◆ **Work to complete**
Every line that contains the word "subtitle" should be copied out.
•••••
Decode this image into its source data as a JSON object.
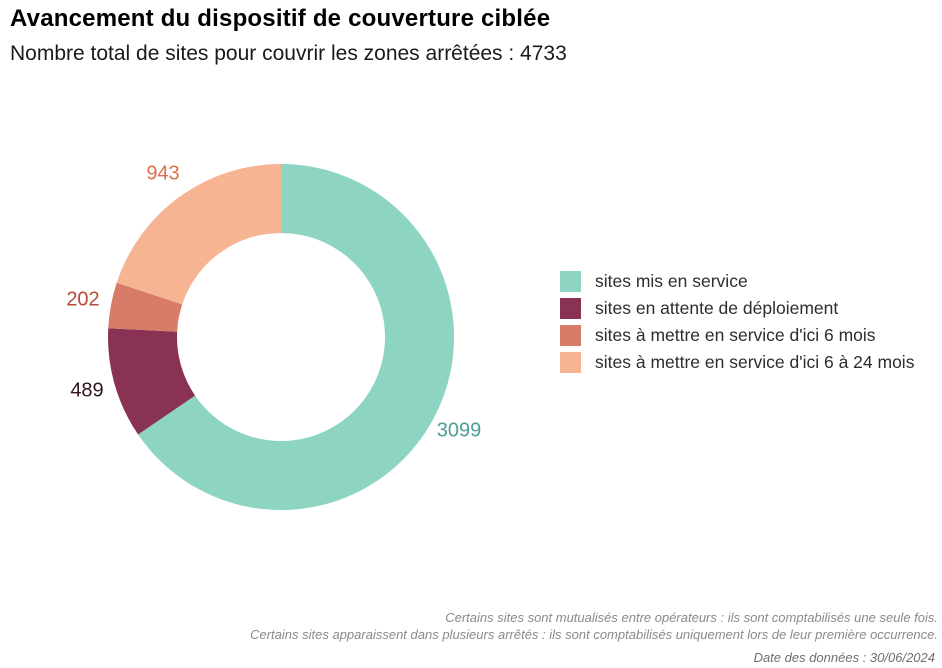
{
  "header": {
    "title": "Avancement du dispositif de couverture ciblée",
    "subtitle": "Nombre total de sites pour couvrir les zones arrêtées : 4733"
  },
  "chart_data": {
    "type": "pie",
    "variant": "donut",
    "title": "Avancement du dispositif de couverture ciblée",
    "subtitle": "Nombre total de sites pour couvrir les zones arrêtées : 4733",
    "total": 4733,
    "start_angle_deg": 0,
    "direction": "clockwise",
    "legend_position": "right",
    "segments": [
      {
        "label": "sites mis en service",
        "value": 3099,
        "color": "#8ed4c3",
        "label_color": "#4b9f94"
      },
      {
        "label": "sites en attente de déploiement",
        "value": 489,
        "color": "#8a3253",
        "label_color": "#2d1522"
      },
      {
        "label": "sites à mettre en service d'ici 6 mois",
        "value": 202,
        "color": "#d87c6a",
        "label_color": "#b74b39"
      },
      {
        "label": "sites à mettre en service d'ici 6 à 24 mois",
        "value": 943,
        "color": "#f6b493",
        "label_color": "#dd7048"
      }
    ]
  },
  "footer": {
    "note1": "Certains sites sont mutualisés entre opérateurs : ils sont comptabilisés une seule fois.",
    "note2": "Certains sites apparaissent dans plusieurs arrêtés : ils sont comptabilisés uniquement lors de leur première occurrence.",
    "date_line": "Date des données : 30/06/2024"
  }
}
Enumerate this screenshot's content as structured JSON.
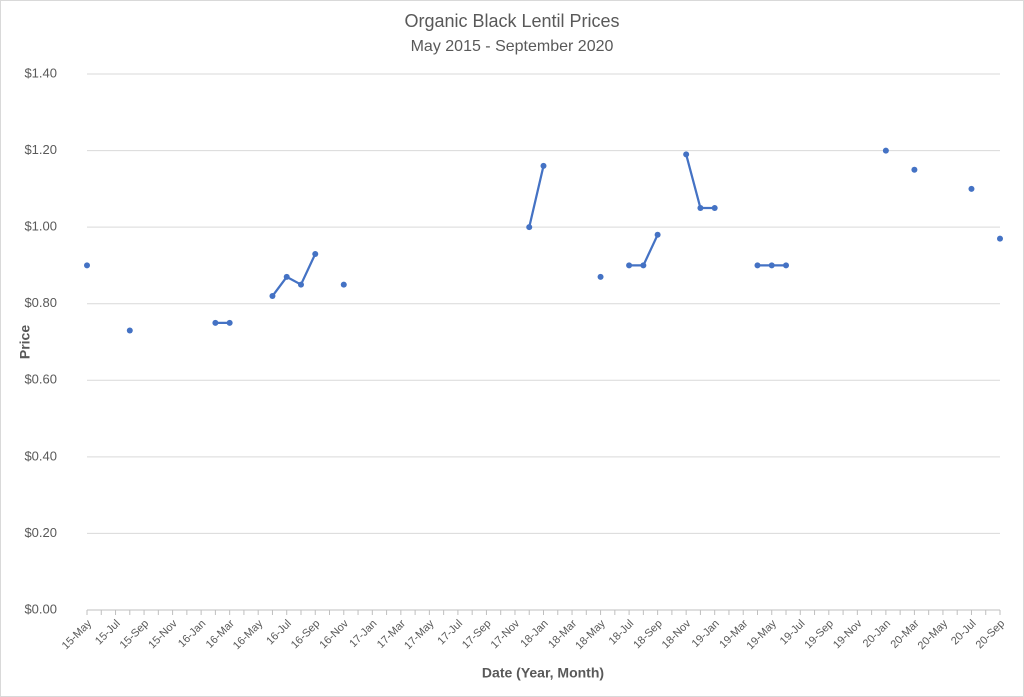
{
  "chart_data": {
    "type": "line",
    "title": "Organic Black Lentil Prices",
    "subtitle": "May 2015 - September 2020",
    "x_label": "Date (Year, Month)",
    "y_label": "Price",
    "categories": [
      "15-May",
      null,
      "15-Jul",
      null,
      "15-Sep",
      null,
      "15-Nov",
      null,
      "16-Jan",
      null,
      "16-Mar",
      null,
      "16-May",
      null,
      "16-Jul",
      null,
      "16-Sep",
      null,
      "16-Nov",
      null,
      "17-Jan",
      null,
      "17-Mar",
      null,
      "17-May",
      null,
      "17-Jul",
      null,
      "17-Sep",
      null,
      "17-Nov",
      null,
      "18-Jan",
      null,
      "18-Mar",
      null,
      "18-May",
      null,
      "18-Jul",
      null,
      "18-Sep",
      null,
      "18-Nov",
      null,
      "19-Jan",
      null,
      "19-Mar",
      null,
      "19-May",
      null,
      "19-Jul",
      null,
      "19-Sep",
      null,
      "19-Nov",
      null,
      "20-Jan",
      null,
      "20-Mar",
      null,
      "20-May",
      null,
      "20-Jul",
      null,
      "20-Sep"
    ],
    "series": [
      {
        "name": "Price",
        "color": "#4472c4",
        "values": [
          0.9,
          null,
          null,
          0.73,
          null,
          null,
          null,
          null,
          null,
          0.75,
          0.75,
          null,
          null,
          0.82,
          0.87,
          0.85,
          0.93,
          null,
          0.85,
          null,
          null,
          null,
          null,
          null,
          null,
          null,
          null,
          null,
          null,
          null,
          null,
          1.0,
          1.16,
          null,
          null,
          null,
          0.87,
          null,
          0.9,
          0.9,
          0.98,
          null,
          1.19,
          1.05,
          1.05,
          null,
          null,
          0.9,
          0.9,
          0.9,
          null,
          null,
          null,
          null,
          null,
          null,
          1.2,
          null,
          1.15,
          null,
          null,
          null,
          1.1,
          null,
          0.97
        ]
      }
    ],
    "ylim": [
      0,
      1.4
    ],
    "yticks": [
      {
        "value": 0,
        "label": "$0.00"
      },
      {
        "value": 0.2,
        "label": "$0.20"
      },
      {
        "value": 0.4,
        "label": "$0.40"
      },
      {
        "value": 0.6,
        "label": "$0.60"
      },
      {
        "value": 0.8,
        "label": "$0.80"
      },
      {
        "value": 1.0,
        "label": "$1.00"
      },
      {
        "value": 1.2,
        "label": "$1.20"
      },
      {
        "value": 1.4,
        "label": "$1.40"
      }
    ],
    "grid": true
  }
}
•••••
◆ **The response**
    "subtitle": "Nombre total de sites pour couvrir les zones arrêtées : 4733"
    "subtitle": "Nombre total de sites pour couvrir les zones arrêtées : 4733",
    "subtitle": "May 2015 - September 2020",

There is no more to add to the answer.